● **What the task requires**
In the piece on Ethereum's Shanghai upgrade, how long is the fixed withdrawal period on Cosmos?

- ETH un-staking is dynamic depending on the number of exiting validators.
- Exiting validators will undergo two stages and wait either 27 hours or 36 days.
- The Beacon Chain staking contract now holds over 16 million ETH tokens.
Early today, a Web3 researcher with the username WestieCapital on Twitter shared a stepwise walkthrough concerning the upcoming Shanghai upgrade on the Ethereum blockchain. The update, which will come up in March this year, will enable the withdrawals of staked funds for the first time.
WestieCapital noted that Ethereum’s withdrawal duration is dynamic depending on the number of validators leaving the network at any moment, in contrast to other proof-of-stake (PoS) networks like Cosmos, where the period is fixed at 21 days.
The researcher added that exiting validators would undergo two stages: the exit queue and the withdrawal period. After scaling through the exit queue stage, a validator may have to wait for either 27 hours or 36 days for the withdrawal stage to complete. According to Westie, the wide gap between the two waiting periods was to disincentive bad actors.

● **Raw data**
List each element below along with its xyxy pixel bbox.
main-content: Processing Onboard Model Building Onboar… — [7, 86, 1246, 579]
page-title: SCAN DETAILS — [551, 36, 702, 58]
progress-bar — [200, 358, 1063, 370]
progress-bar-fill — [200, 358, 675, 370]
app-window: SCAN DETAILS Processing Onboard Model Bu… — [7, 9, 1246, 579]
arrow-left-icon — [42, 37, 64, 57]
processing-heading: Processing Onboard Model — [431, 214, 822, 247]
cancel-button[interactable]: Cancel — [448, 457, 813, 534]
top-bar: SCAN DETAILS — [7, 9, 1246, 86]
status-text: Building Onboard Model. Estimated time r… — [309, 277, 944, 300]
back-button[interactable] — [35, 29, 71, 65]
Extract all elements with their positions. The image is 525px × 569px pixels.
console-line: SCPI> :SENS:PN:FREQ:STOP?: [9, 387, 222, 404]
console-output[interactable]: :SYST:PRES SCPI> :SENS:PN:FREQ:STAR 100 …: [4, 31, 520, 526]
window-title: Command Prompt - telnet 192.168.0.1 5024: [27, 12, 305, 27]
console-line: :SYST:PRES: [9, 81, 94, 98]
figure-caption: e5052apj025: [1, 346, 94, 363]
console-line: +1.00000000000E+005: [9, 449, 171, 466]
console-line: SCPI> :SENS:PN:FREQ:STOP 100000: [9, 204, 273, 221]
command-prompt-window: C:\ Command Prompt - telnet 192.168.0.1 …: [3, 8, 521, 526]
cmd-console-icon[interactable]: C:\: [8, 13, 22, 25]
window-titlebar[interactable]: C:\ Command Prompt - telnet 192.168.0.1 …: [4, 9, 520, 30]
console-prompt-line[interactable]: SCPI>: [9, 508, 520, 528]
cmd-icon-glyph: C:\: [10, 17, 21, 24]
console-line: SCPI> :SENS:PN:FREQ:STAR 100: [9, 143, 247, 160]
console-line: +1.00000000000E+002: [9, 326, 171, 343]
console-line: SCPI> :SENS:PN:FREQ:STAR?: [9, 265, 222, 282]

● **Task answer**
21 days.